■ **Activity**
Please answer from the text on the A4 motorway: when did works on the new bridge over the Danube – Black Sea Canal begin?

■ **Text segment**
The interchange between the A2 motorway and the A4 motorway

The A4 motorway (Autostrada A4) is a motorway in Romania that serves as a bypass for the city of Constanța, between Ovidiu and the Port of Constanța, connecting with the A2 motorway via an interchange southwest of the city. It is 22 km long and is planned to be extended to approximately 60 kilometers, stretching further south to the Bulgarian border south of Mangalia, along the western Black Sea coast. The motorway is part of an extension of the Pan-European Corridor IV, that will be connecting with the Bulgarian city of Varna.

==Description==

The contract for the construction of the stretch of motorway between Ovidiu and Lazu was awarded in September 2008 to the joint venture between the Italian company Astaldi and the Spanish company FCC Construction, and was due to be completed until November 2011.

A new bridge was built over the Danube – Black Sea Canal, downstream of the Agigea lock, in order to allow access to the busier southern terminal of the Port of Constanța directly from the motorway. Works began in July 2010, and were planned to be completed in 2014.

The bypass was initially built with funds from the state budget, but in the end of 2014, the European Commission awarded funds for the construction from the Cohesion Fund.

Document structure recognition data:
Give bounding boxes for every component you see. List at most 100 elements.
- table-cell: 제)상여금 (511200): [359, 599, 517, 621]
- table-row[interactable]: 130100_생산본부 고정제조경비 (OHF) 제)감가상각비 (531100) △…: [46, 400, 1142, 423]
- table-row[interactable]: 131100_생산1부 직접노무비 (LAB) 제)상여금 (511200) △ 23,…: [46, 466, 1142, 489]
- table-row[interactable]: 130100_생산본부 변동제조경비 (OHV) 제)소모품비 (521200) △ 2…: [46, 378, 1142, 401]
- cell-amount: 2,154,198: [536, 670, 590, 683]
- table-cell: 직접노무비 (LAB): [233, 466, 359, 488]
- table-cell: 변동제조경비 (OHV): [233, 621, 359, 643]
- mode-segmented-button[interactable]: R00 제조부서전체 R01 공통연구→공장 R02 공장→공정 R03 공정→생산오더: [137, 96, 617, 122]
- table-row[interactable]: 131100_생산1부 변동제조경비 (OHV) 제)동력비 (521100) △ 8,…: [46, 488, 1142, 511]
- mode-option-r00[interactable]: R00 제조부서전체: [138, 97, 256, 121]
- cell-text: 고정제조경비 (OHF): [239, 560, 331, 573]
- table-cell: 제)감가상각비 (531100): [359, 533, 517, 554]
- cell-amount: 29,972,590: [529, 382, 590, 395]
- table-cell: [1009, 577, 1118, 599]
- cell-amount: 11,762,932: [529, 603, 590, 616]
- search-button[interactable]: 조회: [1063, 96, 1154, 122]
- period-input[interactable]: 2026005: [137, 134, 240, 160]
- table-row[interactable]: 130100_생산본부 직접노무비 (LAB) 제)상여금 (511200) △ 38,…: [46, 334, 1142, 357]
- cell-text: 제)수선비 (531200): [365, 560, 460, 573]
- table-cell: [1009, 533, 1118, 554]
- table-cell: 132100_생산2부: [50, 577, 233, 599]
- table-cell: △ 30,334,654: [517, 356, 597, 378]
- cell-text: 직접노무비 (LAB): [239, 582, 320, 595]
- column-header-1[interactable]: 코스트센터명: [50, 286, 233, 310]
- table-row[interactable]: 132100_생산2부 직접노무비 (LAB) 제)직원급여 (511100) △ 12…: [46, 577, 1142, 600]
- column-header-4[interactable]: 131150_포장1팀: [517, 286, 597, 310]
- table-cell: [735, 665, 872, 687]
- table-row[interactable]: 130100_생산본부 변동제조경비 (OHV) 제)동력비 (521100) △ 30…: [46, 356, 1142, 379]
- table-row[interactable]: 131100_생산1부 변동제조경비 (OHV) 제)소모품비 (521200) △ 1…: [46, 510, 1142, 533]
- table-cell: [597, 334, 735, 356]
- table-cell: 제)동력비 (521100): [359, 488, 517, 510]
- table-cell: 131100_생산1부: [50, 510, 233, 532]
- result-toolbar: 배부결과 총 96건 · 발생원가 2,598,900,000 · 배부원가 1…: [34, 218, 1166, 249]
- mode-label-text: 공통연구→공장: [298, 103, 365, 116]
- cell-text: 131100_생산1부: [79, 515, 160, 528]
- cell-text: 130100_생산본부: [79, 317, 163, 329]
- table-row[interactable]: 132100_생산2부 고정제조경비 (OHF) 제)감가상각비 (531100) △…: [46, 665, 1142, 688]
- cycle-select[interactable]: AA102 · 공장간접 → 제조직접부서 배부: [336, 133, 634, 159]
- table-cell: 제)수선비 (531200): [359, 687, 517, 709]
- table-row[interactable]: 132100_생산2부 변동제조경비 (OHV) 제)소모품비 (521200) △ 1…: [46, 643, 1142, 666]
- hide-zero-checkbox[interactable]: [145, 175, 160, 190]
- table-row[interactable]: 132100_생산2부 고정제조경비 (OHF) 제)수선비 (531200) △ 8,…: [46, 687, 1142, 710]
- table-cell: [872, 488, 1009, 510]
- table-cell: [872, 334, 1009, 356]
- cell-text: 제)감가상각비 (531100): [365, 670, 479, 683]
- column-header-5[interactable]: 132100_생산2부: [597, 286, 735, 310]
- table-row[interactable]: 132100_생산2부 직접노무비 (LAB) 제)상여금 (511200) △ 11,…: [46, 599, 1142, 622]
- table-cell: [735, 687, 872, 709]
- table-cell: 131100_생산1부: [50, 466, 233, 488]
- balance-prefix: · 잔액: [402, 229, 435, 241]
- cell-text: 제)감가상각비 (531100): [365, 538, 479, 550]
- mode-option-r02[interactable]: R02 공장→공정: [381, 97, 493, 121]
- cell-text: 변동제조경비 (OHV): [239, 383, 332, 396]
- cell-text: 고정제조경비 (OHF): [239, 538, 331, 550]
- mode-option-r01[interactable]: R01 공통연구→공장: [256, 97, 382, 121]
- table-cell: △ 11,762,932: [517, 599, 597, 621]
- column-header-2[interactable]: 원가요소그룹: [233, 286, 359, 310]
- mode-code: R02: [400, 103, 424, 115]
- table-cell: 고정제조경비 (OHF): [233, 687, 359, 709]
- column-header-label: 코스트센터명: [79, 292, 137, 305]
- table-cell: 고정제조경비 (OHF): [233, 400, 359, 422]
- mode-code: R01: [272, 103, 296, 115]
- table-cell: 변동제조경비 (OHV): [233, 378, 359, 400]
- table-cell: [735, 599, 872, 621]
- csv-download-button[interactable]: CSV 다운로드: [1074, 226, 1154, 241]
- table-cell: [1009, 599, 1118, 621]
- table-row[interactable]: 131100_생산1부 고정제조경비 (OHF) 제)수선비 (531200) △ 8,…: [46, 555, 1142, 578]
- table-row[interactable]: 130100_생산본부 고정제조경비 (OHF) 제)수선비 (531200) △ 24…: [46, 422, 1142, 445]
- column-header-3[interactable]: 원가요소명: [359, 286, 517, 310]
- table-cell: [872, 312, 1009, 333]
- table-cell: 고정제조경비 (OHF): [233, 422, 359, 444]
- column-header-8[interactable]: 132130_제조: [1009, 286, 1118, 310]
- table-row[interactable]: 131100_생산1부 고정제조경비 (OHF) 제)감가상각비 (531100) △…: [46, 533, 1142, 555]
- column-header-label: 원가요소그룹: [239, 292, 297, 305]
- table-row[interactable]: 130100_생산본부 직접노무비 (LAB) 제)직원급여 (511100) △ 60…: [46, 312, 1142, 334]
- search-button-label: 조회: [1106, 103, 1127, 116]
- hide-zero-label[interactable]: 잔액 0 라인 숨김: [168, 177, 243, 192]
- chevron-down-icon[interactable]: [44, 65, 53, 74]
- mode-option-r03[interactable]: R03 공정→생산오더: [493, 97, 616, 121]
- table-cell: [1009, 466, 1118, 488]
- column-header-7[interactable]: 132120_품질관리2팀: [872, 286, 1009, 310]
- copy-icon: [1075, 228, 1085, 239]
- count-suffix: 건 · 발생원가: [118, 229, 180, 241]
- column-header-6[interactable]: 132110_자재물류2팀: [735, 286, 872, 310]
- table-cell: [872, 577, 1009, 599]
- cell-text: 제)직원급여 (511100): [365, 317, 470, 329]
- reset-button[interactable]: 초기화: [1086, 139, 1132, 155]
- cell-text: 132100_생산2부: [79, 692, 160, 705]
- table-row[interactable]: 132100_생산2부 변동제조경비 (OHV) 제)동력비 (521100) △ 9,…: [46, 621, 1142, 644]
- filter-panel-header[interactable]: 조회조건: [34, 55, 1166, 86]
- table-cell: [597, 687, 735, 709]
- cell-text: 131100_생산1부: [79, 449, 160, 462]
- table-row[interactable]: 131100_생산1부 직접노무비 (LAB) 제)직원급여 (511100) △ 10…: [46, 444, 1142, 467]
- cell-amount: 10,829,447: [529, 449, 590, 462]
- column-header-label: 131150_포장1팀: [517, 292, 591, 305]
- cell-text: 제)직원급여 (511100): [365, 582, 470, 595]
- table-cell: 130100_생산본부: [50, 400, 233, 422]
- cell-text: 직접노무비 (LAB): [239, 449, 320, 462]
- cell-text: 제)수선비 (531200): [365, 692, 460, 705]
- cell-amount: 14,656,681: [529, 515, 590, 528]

■ **Solution for this task**
They began in July 2010.